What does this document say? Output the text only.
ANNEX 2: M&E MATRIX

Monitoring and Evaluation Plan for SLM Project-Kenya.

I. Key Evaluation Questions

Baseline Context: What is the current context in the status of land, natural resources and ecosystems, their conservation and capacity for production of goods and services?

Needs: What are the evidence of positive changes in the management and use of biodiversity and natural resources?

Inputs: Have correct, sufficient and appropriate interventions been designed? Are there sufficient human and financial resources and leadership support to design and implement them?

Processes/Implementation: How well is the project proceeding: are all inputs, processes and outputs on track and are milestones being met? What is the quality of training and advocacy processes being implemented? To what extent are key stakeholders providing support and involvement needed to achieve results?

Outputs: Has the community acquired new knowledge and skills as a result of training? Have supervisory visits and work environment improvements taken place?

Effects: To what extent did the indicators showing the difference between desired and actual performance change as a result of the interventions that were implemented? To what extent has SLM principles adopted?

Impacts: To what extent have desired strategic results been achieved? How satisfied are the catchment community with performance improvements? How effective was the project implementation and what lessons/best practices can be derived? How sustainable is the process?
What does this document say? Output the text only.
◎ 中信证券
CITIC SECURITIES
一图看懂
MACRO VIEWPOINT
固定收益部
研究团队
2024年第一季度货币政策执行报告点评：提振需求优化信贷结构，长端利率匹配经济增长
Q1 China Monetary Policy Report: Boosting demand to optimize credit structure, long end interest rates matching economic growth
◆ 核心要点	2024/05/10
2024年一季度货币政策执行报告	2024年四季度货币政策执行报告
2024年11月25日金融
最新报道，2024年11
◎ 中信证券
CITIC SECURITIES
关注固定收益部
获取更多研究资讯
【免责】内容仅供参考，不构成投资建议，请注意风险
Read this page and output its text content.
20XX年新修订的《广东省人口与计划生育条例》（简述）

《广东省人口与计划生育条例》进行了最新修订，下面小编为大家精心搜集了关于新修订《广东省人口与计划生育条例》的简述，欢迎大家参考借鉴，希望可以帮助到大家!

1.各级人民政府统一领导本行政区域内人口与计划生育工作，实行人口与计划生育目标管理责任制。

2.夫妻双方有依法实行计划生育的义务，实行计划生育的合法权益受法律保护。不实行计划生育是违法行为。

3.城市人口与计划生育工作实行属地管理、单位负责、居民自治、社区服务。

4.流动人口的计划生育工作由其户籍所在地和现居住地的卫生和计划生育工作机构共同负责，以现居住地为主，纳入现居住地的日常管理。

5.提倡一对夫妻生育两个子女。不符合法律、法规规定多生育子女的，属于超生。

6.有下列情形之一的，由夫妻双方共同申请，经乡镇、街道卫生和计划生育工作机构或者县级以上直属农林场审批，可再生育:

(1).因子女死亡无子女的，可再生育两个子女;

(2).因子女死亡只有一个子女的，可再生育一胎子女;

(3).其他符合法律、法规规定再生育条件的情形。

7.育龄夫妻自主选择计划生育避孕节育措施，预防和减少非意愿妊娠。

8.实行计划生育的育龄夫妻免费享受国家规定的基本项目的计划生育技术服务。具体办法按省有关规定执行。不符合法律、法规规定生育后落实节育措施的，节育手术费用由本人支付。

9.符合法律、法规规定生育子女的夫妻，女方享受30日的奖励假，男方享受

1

▶ **GIVEN TASK**:
Retype the entries one by one, exactly.

▶ **TASK OUTPUT**:
What does this document say? Output the text only.
ANNEX 2: M&E MATRIX

Monitoring and Evaluation Plan for SLM Project-Kenya.

I. Key Evaluation Questions

Baseline Context: What is the current context in the status of land, natural resources and ecosystems, their conservation and capacity for production of goods and services?

Needs: What are the evidence of positive changes in the management and use of biodiversity and natural resources?

Inputs: Have correct, sufficient and appropriate interventions been designed? Are there sufficient human and financial resources and leadership support to design and implement them?

Processes/Implementation: How well is the project proceeding: are all inputs, processes and outputs on track and are milestones being met? What is the quality of training and advocacy processes being implemented? To what extent are key stakeholders providing support and involvement needed to achieve results?

Outputs: Has the community acquired new knowledge and skills as a result of training? Have supervisory visits and work environment improvements taken place?

Effects: To what extent did the indicators showing the difference between desired and actual performance change as a result of the interventions that were implemented? To what extent has SLM principles adopted?

Impacts: To what extent have desired strategic results been achieved? How satisfied are the catchment community with performance improvements? How effective was the project implementation and what lessons/best practices can be derived? How sustainable is the process?
What does this document say? Output the text only.
◎ 中信证券
CITIC SECURITIES
一图看懂
MACRO VIEWPOINT
固定收益部
研究团队
2024年第一季度货币政策执行报告点评：提振需求优化信贷结构，长端利率匹配经济增长
Q1 China Monetary Policy Report: Boosting demand to optimize credit structure, long end interest rates matching economic growth
◆ 核心要点	2024/05/10
2024年一季度货币政策执行报告	2024年四季度货币政策执行报告
2024年11月25日金融
最新报道，2024年11
◎ 中信证券
CITIC SECURITIES
关注固定收益部
获取更多研究资讯
【免责】内容仅供参考，不构成投资建议，请注意风险
Read this page and output its text content.
20XX年新修订的《广东省人口与计划生育条例》（简述）

《广东省人口与计划生育条例》进行了最新修订，下面小编为大家精心搜集了关于新修订《广东省人口与计划生育条例》的简述，欢迎大家参考借鉴，希望可以帮助到大家!

1.各级人民政府统一领导本行政区域内人口与计划生育工作，实行人口与计划生育目标管理责任制。

2.夫妻双方有依法实行计划生育的义务，实行计划生育的合法权益受法律保护。不实行计划生育是违法行为。

3.城市人口与计划生育工作实行属地管理、单位负责、居民自治、社区服务。

4.流动人口的计划生育工作由其户籍所在地和现居住地的卫生和计划生育工作机构共同负责，以现居住地为主，纳入现居住地的日常管理。

5.提倡一对夫妻生育两个子女。不符合法律、法规规定多生育子女的，属于超生。

6.有下列情形之一的，由夫妻双方共同申请，经乡镇、街道卫生和计划生育工作机构或者县级以上直属农林场审批，可再生育:

(1).因子女死亡无子女的，可再生育两个子女;

(2).因子女死亡只有一个子女的，可再生育一胎子女;

(3).其他符合法律、法规规定再生育条件的情形。

7.育龄夫妻自主选择计划生育避孕节育措施，预防和减少非意愿妊娠。

8.实行计划生育的育龄夫妻免费享受国家规定的基本项目的计划生育技术服务。具体办法按省有关规定执行。不符合法律、法规规定生育后落实节育措施的，节育手术费用由本人支付。

9.符合法律、法规规定生育子女的夫妻，女方享受30日的奖励假，男方享受

1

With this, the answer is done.